[Stored entries]

========

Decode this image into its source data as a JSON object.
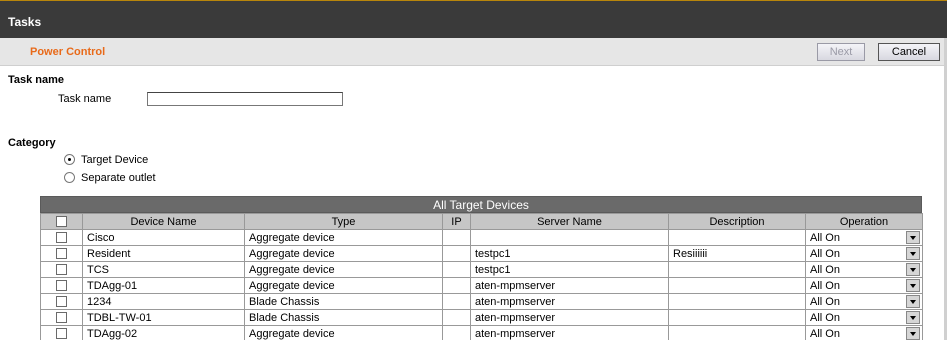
{
  "header": {
    "title": "Tasks"
  },
  "subheader": {
    "section": "Power Control",
    "next_label": "Next",
    "cancel_label": "Cancel"
  },
  "task": {
    "heading": "Task name",
    "field_label": "Task name",
    "value": ""
  },
  "category": {
    "heading": "Category",
    "options": [
      {
        "label": "Target Device",
        "selected": true
      },
      {
        "label": "Separate outlet",
        "selected": false
      }
    ]
  },
  "devices": {
    "caption": "All Target Devices",
    "columns": [
      "Device Name",
      "Type",
      "IP",
      "Server Name",
      "Description",
      "Operation"
    ],
    "rows": [
      {
        "name": "Cisco",
        "type": "Aggregate device",
        "ip": "",
        "server": "",
        "description": "",
        "operation": "All On"
      },
      {
        "name": "Resident",
        "type": "Aggregate device",
        "ip": "",
        "server": "testpc1",
        "description": "Resiiiiii",
        "operation": "All On"
      },
      {
        "name": "TCS",
        "type": "Aggregate device",
        "ip": "",
        "server": "testpc1",
        "description": "",
        "operation": "All On"
      },
      {
        "name": "TDAgg-01",
        "type": "Aggregate device",
        "ip": "",
        "server": "aten-mpmserver",
        "description": "",
        "operation": "All On"
      },
      {
        "name": "1234",
        "type": "Blade Chassis",
        "ip": "",
        "server": "aten-mpmserver",
        "description": "",
        "operation": "All On"
      },
      {
        "name": "TDBL-TW-01",
        "type": "Blade Chassis",
        "ip": "",
        "server": "aten-mpmserver",
        "description": "",
        "operation": "All On"
      },
      {
        "name": "TDAgg-02",
        "type": "Aggregate device",
        "ip": "",
        "server": "aten-mpmserver",
        "description": "",
        "operation": "All On"
      }
    ]
  }
}
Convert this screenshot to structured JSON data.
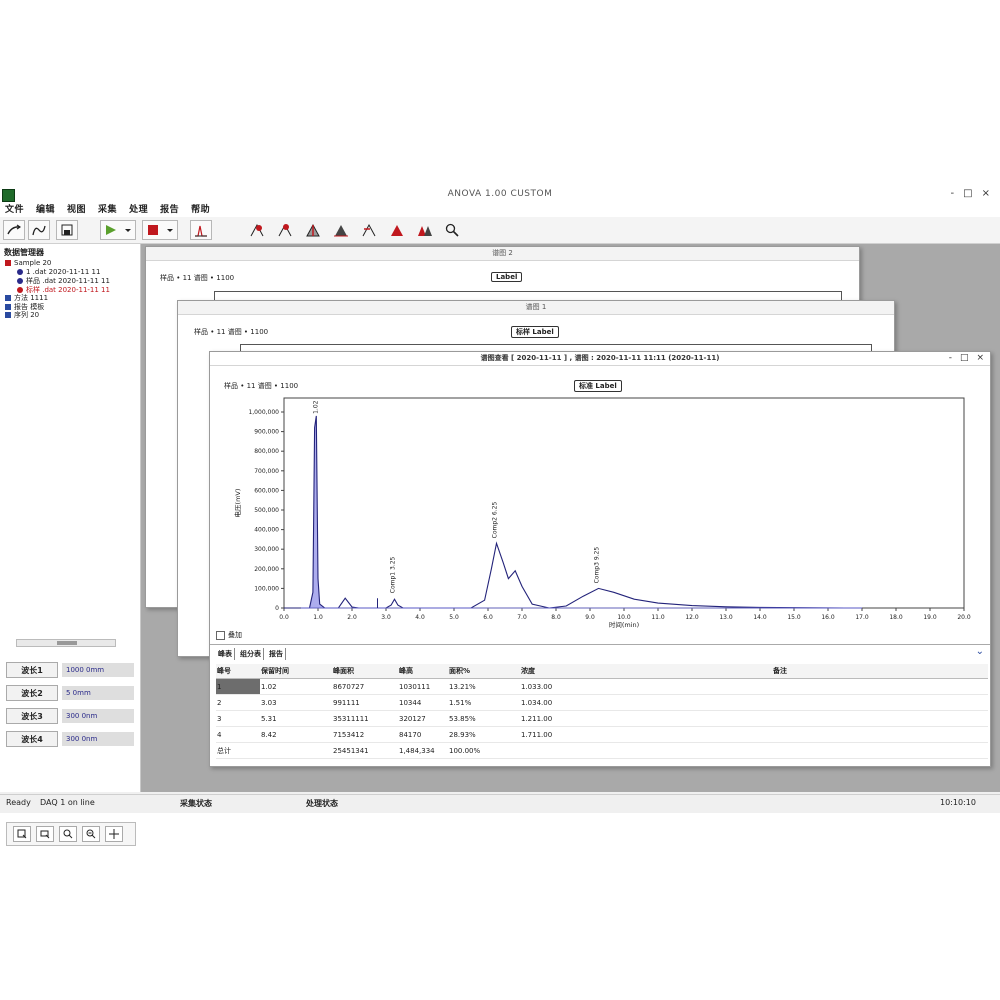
{
  "app": {
    "title": "ANOVA 1.00 CUSTOM",
    "window_controls": [
      "-",
      "□",
      "×"
    ]
  },
  "menu": [
    "文件",
    "编辑",
    "视图",
    "采集",
    "处理",
    "报告",
    "帮助"
  ],
  "toolbar": {
    "buttons": [
      "open-icon",
      "curve-icon",
      "save-icon",
      "run-icon",
      "stop-icon",
      "integrate-icon",
      "peak-icon-1",
      "peak-icon-2",
      "peak-icon-3",
      "peak-icon-4",
      "peak-icon-5",
      "peak-icon-6",
      "peak-icon-7",
      "search-icon"
    ],
    "colors": {
      "run": "#5aa02c",
      "stop": "#c0181e",
      "peak": "#c0181e"
    }
  },
  "tree": {
    "header": "数据管理器",
    "items": [
      {
        "label": "Sample 20",
        "color": "#c0181e",
        "kind": "sq",
        "indent": 0
      },
      {
        "label": "1 .dat 2020-11-11 11",
        "color": "#2a2a8a",
        "kind": "dot",
        "indent": 1
      },
      {
        "label": "样品 .dat 2020-11-11 11",
        "color": "#2a2a8a",
        "kind": "dot",
        "indent": 1
      },
      {
        "label": "标样 .dat 2020-11-11 11",
        "color": "#c0181e",
        "kind": "dot",
        "indent": 1,
        "text_color": "#c0181e"
      },
      {
        "label": "方法 1111",
        "color": "#2a4aa0",
        "kind": "sq",
        "indent": 0
      },
      {
        "label": "报告 模板",
        "color": "#2a4aa0",
        "kind": "sq",
        "indent": 0
      },
      {
        "label": "序列 20",
        "color": "#2a4aa0",
        "kind": "sq",
        "indent": 0
      }
    ]
  },
  "params": [
    {
      "label": "波长1",
      "value": "1000 0mm"
    },
    {
      "label": "波长2",
      "value": "5 0mm"
    },
    {
      "label": "波长3",
      "value": "300 0nm"
    },
    {
      "label": "波长4",
      "value": "300 0nm"
    }
  ],
  "zoom_tools": [
    "zoom-box-icon",
    "zoom-x-icon",
    "zoom-in-icon",
    "zoom-out-icon",
    "pan-icon"
  ],
  "back_windows": [
    {
      "title": "谱图 2",
      "header": "样品 • 11 谱图 • 1100",
      "tag": "Label"
    },
    {
      "title": "谱图 1",
      "header": "样品 • 11 谱图 • 1100",
      "tag": "标样 Label"
    }
  ],
  "front_window": {
    "title": "谱图查看 [ 2020-11-11 ] , 谱图 : 2020-11-11 11:11 (2020-11-11)",
    "header": "样品 • 11 谱图 • 1100",
    "tag": "标准 Label",
    "check_label": "叠加",
    "tabs": [
      "峰表",
      "组分表",
      "报告"
    ],
    "table": {
      "columns": [
        "峰号",
        "保留时间",
        "峰面积",
        "峰高",
        "面积%",
        "浓度",
        "备注"
      ],
      "rows": [
        [
          "1",
          "1.02",
          "8670727",
          "1030111",
          "13.21%",
          "1.033.00",
          ""
        ],
        [
          "2",
          "3.03",
          "991111",
          "10344",
          "1.51%",
          "1.034.00",
          ""
        ],
        [
          "3",
          "5.31",
          "35311111",
          "320127",
          "53.85%",
          "1.211.00",
          ""
        ],
        [
          "4",
          "8.42",
          "7153412",
          "84170",
          "28.93%",
          "1.711.00",
          ""
        ]
      ],
      "total": [
        "总计",
        "",
        "25451341",
        "1,484,334",
        "100.00%",
        "",
        ""
      ]
    }
  },
  "chart_data": {
    "type": "line",
    "title": "",
    "xlabel": "时间(min)",
    "ylabel": "电压(mV)",
    "xlim": [
      0,
      20
    ],
    "ylim": [
      0,
      1000000
    ],
    "x_ticks": [
      "0.0",
      "1.0",
      "2.0",
      "3.0",
      "4.0",
      "5.0",
      "6.0",
      "7.0",
      "8.0",
      "9.0",
      "10.0",
      "11.0",
      "12.0",
      "13.0",
      "14.0",
      "15.0",
      "16.0",
      "17.0",
      "18.0",
      "19.0",
      "20.0"
    ],
    "y_ticks": [
      "0",
      "100,000",
      "200,000",
      "300,000",
      "400,000",
      "500,000",
      "600,000",
      "700,000",
      "800,000",
      "900,000",
      "1,000,000"
    ],
    "peak_labels": [
      {
        "x": 0.98,
        "y": 970000,
        "text": "1.02"
      },
      {
        "x": 3.25,
        "y": 55000,
        "text": "Comp1 3.25"
      },
      {
        "x": 6.25,
        "y": 335000,
        "text": "Comp2 6.25"
      },
      {
        "x": 9.25,
        "y": 105000,
        "text": "Comp3 9.25"
      }
    ],
    "series": [
      {
        "values": [
          [
            0,
            0
          ],
          [
            0.5,
            0
          ],
          [
            0.75,
            0
          ],
          [
            0.85,
            80000
          ],
          [
            0.9,
            920000
          ],
          [
            0.95,
            980000
          ],
          [
            1.0,
            150000
          ],
          [
            1.05,
            20000
          ],
          [
            1.2,
            0
          ],
          [
            1.6,
            0
          ],
          [
            1.8,
            50000
          ],
          [
            2.0,
            5000
          ],
          [
            2.2,
            0
          ],
          [
            3.0,
            0
          ],
          [
            3.15,
            15000
          ],
          [
            3.25,
            45000
          ],
          [
            3.35,
            15000
          ],
          [
            3.5,
            0
          ],
          [
            5.5,
            0
          ],
          [
            5.9,
            40000
          ],
          [
            6.1,
            200000
          ],
          [
            6.25,
            330000
          ],
          [
            6.45,
            230000
          ],
          [
            6.6,
            150000
          ],
          [
            6.8,
            190000
          ],
          [
            7.0,
            110000
          ],
          [
            7.3,
            20000
          ],
          [
            7.8,
            0
          ],
          [
            8.3,
            10000
          ],
          [
            8.8,
            60000
          ],
          [
            9.25,
            100000
          ],
          [
            9.7,
            80000
          ],
          [
            10.3,
            45000
          ],
          [
            11.0,
            25000
          ],
          [
            12.0,
            12000
          ],
          [
            13.0,
            6000
          ],
          [
            14.0,
            3000
          ],
          [
            15.0,
            1500
          ],
          [
            16.5,
            0
          ],
          [
            17.0,
            0
          ]
        ]
      }
    ],
    "colors": {
      "line": "#23237a",
      "fill": "#6a6ae0"
    },
    "grid": false
  },
  "status": [
    "Ready",
    "DAQ 1 on line",
    "采集状态",
    "处理状态",
    "10:10:10"
  ]
}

========

### TASK
Return each line of the listing that holds the string "JSON".

### FINAL ANSWER
Decode this image into its source data as a JSON object.
Convert this screenshot to structured JSON data.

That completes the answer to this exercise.